* [EXERCISE PROMPT]
Pull out each line of the data that includes the word "object".
------ RECORDS FOR THIS EXERCISE ------
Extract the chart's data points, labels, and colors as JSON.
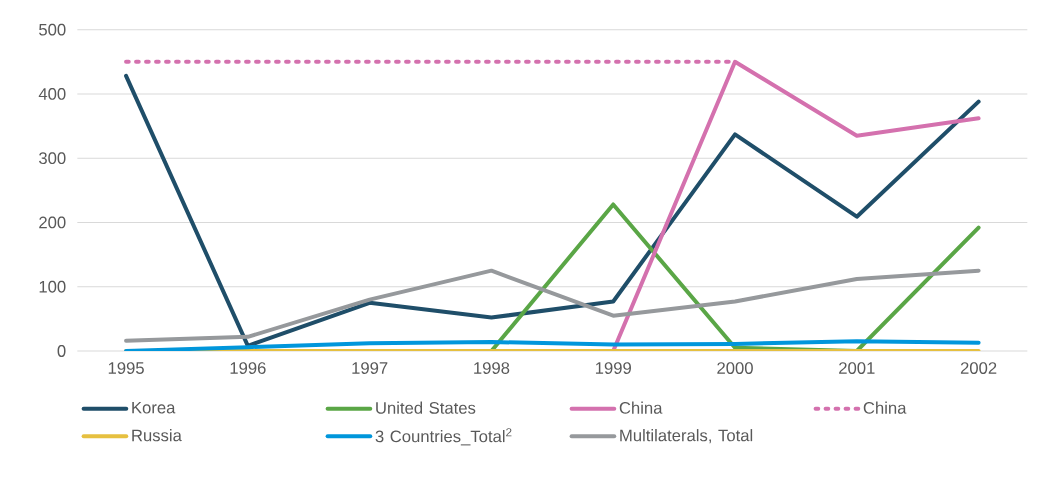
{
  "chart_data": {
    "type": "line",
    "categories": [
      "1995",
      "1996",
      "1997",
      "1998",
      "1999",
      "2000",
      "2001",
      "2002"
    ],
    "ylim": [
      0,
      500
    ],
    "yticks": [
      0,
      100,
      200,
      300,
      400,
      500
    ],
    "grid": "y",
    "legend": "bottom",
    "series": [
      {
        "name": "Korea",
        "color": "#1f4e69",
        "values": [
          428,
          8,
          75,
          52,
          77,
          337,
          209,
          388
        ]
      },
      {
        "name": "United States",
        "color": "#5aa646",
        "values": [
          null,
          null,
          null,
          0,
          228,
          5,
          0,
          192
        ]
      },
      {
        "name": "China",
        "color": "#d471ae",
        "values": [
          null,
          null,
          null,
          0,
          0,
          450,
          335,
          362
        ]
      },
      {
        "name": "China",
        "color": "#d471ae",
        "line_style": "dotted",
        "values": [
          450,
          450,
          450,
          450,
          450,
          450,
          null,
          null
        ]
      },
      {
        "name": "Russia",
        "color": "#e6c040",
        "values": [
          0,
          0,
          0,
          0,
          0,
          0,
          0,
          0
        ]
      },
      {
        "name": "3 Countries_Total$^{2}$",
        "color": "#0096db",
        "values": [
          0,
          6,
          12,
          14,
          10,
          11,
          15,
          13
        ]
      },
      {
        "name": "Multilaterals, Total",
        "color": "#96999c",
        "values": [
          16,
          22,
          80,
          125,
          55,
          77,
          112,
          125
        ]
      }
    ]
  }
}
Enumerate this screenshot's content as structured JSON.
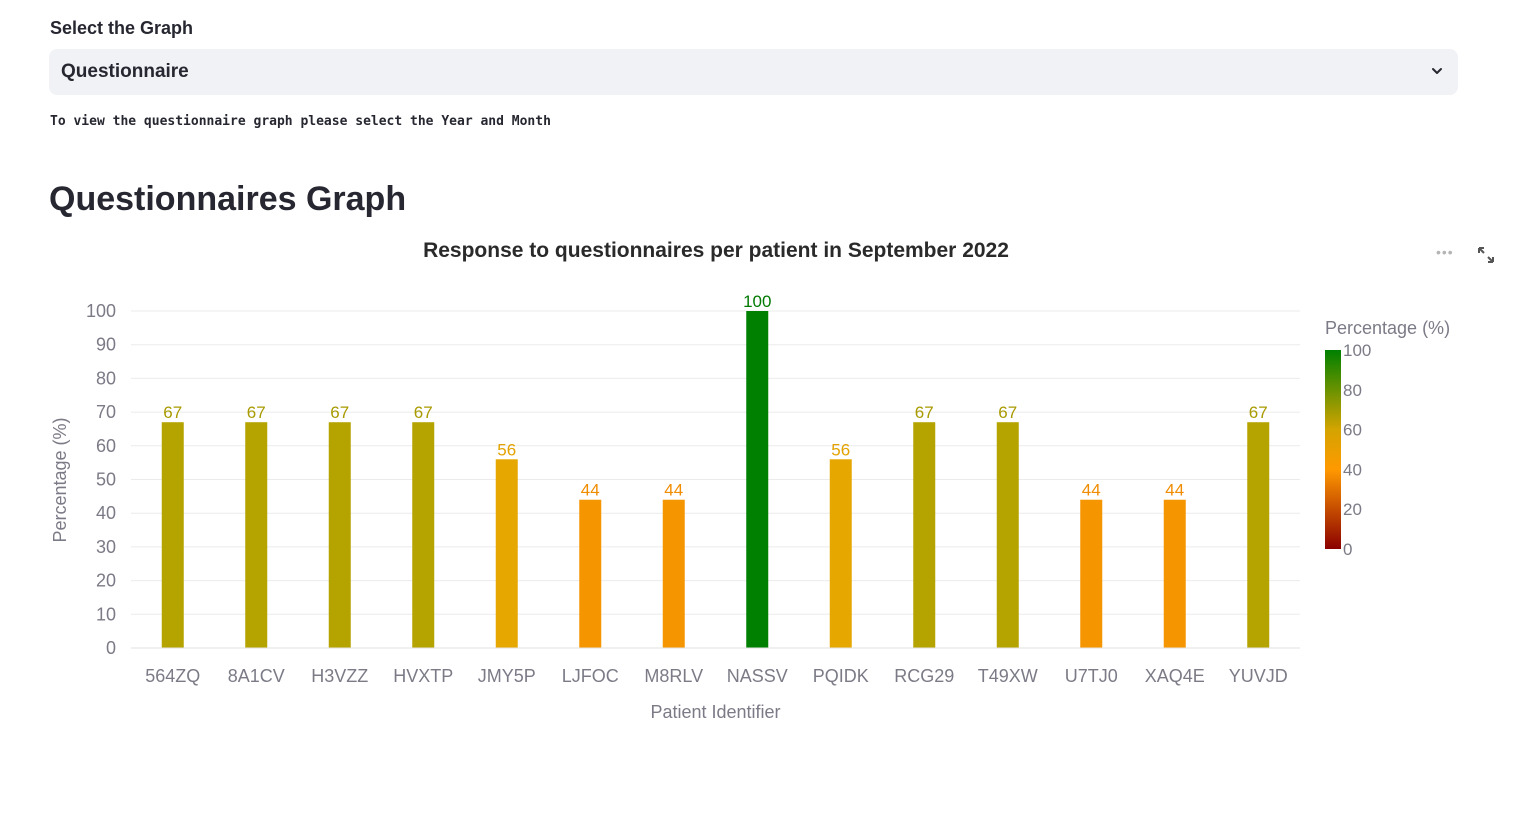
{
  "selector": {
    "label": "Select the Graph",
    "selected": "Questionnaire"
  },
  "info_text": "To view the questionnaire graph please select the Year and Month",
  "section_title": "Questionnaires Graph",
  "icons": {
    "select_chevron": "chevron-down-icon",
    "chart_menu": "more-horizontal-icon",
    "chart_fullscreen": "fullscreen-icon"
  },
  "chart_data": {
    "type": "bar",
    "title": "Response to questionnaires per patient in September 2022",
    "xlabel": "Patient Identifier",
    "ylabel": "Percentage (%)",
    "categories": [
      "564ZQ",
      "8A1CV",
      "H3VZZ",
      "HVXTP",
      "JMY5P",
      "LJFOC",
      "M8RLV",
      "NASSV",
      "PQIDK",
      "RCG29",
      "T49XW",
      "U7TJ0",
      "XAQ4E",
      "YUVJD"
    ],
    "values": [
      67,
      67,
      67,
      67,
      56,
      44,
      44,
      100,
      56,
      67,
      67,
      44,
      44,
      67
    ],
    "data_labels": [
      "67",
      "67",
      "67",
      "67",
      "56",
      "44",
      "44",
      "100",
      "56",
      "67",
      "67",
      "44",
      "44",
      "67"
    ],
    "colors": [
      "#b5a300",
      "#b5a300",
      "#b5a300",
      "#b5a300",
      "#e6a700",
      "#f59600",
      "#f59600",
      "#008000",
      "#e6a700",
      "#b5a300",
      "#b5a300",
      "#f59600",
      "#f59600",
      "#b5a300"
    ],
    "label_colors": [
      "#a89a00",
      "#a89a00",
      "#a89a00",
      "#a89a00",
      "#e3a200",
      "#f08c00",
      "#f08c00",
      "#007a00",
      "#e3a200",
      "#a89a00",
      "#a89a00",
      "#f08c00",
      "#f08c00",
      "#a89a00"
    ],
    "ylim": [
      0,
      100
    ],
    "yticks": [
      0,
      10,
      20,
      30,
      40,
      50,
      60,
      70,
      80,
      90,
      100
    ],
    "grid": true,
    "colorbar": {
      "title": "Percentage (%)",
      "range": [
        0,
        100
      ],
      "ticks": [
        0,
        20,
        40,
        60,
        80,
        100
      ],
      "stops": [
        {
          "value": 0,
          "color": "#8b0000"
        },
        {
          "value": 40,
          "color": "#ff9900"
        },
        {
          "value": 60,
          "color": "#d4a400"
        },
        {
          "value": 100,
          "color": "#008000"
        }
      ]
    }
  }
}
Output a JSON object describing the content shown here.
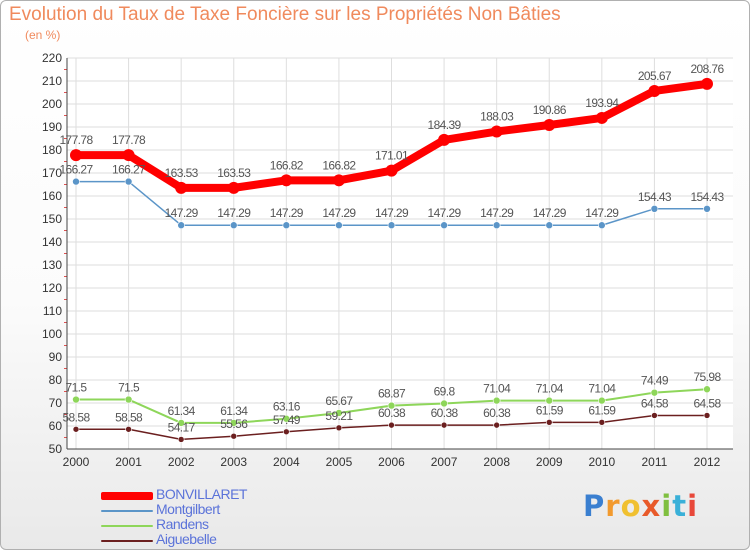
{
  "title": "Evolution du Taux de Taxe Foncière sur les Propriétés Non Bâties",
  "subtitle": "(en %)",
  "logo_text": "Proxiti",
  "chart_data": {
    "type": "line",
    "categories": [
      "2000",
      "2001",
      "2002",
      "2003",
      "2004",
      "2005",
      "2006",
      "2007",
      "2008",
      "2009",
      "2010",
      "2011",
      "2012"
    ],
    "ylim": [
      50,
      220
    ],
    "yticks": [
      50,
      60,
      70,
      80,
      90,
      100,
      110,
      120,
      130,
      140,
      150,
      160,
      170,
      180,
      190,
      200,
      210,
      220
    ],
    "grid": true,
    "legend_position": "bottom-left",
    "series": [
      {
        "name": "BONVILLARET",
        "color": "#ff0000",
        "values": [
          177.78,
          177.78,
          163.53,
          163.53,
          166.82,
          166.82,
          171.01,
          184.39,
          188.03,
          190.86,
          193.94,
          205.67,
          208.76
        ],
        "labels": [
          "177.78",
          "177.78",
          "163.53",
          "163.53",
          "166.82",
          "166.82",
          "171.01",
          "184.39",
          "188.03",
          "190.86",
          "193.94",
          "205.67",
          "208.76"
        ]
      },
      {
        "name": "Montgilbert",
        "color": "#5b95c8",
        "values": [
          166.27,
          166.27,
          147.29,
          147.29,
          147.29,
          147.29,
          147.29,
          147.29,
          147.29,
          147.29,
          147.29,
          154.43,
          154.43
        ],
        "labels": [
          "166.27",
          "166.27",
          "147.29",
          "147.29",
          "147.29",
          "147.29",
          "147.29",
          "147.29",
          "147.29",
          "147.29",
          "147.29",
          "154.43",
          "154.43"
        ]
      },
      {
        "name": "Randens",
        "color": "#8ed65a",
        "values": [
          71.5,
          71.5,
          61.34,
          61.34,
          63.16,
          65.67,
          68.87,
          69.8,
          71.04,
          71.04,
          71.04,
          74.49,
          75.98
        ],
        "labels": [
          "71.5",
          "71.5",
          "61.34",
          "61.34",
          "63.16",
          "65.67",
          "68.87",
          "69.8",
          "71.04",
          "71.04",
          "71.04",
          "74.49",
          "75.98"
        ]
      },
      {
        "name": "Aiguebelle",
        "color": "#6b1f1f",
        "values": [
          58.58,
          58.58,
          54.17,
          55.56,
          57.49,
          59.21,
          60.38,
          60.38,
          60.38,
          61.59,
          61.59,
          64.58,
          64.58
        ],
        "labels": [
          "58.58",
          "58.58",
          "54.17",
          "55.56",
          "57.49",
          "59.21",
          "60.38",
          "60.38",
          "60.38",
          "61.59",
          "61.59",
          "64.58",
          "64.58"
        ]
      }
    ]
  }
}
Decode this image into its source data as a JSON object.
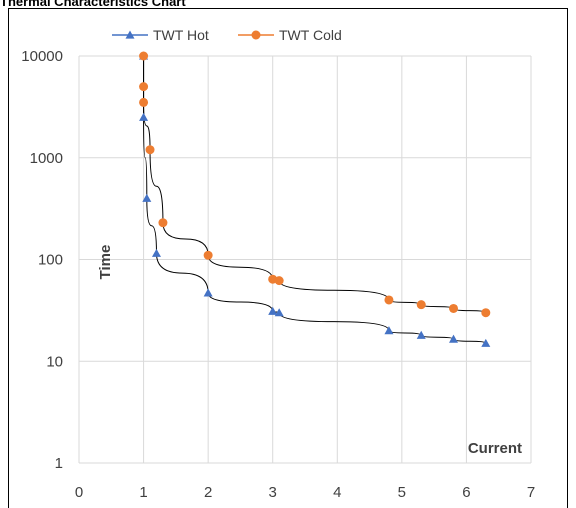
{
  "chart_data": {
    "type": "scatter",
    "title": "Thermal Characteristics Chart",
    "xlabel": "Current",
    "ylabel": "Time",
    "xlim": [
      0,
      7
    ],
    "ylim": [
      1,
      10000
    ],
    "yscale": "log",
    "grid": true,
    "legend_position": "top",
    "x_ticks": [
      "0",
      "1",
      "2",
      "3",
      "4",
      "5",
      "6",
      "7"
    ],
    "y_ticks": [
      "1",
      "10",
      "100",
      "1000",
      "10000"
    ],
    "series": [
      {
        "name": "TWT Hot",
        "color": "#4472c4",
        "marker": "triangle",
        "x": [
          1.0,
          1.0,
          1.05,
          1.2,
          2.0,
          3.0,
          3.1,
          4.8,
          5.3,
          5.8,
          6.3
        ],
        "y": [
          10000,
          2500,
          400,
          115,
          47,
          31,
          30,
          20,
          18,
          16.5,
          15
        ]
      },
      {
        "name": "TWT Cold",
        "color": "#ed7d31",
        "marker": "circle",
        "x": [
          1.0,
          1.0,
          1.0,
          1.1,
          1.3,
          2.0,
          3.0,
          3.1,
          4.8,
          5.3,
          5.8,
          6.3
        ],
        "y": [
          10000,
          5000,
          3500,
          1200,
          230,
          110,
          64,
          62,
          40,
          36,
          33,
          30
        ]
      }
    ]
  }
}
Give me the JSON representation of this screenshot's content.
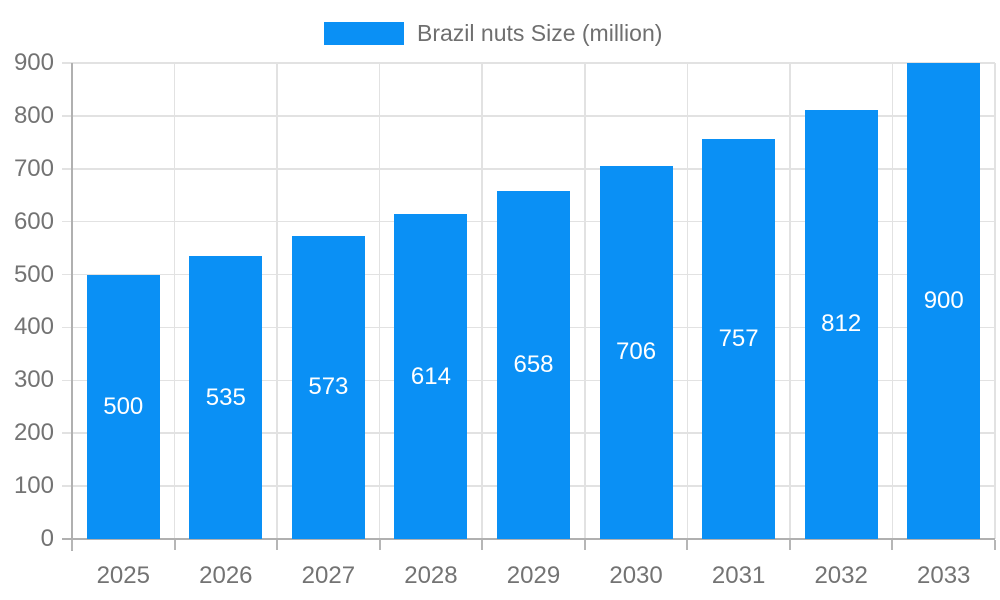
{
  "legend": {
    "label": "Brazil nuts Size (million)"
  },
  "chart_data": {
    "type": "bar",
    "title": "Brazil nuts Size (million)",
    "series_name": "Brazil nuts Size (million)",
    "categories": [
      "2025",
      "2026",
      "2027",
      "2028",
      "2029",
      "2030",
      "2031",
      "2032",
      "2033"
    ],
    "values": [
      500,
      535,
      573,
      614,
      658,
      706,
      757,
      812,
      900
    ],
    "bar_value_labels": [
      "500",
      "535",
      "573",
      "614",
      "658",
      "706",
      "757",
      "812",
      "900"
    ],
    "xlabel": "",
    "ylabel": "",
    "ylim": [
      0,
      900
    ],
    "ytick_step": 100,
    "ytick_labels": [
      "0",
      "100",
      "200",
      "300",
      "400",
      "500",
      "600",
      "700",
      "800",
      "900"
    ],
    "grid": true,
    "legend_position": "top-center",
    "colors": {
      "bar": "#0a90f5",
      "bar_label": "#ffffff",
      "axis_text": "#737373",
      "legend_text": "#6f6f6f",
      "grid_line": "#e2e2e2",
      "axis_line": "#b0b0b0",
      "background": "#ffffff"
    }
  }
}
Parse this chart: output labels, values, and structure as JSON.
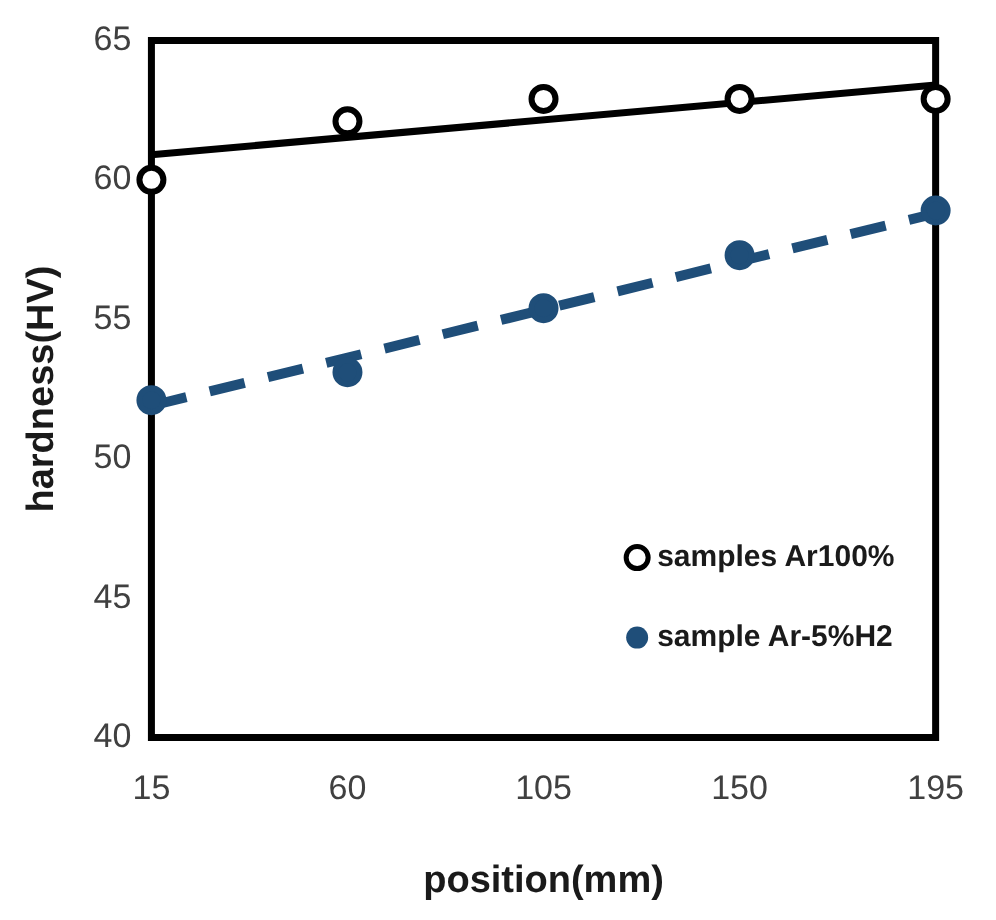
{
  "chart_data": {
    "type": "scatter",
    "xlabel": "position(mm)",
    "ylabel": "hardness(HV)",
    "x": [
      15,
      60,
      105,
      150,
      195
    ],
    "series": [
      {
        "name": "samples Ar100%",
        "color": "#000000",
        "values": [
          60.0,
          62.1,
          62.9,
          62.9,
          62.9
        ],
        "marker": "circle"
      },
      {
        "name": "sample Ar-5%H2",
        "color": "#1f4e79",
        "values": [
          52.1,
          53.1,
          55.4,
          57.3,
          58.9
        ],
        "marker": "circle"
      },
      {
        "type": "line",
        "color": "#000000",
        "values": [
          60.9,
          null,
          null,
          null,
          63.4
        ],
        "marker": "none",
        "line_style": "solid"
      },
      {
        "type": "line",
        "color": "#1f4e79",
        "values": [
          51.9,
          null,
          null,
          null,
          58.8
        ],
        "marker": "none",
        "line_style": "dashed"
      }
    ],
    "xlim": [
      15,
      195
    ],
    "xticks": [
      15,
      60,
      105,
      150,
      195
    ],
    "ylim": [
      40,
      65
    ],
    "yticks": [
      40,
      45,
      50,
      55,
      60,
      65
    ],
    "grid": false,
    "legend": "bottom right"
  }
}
------
* [EXERCISE ANSWER]
Output a JSON object describing the content shown here.
Decode this image into its source data as a JSON object.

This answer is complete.